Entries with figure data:
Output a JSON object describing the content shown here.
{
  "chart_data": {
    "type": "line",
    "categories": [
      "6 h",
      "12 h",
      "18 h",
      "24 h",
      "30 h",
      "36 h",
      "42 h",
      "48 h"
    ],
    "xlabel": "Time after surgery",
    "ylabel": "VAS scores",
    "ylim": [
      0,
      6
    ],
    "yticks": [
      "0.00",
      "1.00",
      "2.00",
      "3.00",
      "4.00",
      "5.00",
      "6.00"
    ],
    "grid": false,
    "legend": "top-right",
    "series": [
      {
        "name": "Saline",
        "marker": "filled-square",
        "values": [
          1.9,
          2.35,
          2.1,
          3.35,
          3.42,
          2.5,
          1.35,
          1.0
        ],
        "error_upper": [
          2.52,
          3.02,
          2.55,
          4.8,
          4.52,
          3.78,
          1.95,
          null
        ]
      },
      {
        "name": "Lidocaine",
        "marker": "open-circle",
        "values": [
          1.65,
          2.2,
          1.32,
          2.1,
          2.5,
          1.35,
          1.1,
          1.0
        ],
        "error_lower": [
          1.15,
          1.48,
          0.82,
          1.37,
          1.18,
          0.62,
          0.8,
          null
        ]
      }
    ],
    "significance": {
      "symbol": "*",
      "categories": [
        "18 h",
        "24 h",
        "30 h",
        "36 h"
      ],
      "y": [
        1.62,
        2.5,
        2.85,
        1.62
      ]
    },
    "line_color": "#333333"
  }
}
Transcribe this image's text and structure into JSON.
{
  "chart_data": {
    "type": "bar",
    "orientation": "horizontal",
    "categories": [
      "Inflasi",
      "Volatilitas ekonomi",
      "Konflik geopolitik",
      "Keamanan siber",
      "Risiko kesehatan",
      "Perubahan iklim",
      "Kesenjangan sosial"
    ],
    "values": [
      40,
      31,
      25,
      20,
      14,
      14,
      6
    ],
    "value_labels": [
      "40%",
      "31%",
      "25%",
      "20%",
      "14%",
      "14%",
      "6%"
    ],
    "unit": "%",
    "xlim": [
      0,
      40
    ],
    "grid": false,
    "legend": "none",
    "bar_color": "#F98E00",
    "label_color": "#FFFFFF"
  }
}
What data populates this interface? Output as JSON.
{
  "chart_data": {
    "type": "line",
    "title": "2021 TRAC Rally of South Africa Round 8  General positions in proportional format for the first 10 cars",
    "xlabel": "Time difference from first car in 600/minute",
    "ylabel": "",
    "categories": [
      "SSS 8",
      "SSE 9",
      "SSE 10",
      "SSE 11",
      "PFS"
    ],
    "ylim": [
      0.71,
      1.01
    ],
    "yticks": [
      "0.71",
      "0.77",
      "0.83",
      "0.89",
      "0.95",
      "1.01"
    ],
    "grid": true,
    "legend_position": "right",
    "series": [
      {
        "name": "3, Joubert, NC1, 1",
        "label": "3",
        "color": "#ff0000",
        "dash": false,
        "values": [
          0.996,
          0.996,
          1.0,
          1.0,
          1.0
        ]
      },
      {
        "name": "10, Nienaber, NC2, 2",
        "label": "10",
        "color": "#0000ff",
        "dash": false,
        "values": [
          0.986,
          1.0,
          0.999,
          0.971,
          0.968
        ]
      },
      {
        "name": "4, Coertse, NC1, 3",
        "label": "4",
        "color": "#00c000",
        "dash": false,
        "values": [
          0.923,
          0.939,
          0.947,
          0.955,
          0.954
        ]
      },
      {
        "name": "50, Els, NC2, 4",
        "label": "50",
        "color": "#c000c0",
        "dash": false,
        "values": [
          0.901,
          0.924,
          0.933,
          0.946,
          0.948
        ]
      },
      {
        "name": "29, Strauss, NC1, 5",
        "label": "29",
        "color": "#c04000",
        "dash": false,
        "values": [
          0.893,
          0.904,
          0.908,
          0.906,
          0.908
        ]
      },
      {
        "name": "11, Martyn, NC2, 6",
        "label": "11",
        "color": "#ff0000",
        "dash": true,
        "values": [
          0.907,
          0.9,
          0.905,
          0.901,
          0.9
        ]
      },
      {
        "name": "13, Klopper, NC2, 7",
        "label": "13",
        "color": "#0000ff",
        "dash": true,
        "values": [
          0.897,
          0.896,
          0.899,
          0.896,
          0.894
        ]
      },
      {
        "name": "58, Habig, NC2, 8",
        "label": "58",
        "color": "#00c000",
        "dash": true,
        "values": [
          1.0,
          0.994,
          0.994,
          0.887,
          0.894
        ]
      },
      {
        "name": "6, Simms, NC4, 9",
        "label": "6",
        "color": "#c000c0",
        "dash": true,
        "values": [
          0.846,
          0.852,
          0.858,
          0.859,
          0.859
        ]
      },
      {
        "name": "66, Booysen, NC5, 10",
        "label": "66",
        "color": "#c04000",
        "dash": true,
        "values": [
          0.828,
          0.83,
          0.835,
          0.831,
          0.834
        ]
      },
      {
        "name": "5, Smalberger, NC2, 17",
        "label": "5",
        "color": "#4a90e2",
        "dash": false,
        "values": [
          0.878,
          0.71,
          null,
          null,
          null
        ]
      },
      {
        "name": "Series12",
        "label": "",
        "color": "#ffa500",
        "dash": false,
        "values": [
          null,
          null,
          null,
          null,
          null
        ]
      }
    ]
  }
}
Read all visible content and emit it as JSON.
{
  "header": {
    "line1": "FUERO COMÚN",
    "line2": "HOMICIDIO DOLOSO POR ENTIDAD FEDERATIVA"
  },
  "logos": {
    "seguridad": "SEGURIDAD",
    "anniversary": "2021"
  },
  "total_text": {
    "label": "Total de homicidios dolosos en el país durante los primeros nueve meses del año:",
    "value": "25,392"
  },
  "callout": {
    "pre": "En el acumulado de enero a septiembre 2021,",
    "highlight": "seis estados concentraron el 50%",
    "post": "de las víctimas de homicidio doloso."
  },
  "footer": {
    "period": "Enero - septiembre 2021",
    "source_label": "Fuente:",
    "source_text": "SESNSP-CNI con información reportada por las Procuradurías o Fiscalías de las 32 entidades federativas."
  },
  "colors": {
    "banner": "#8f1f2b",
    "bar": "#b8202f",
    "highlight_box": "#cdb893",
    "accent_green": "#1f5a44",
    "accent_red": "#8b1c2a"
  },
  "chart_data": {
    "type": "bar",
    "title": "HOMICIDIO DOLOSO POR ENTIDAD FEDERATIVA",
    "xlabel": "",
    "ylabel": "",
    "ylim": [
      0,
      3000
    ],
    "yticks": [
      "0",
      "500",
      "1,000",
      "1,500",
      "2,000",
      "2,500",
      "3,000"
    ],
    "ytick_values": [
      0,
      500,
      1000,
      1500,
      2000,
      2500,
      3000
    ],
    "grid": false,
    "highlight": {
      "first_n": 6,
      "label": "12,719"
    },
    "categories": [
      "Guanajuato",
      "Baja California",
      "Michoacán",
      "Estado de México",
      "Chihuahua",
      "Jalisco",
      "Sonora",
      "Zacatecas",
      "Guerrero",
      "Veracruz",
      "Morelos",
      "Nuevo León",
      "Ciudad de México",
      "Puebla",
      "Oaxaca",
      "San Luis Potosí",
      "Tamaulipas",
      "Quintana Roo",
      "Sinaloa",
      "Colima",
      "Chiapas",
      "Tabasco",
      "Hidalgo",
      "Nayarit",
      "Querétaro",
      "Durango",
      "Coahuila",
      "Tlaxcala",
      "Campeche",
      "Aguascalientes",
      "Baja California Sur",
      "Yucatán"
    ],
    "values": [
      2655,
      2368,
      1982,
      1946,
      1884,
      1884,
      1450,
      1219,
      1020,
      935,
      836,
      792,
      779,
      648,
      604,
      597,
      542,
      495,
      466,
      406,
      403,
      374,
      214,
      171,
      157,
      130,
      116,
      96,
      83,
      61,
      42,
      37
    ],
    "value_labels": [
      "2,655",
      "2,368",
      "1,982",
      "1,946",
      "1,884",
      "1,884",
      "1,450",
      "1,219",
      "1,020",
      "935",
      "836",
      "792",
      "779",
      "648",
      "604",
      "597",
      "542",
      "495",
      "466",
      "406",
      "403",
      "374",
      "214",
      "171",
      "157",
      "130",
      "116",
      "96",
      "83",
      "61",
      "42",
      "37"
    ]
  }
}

→ Exercise description
Take each line of the material that contains the word "JSON" and list it.

→ Result
Output a JSON object describing the content shown here.
Transcribe this image's text and structure into JSON.
What data populates this interface? Output as JSON.
Read all visible content and emit it as JSON.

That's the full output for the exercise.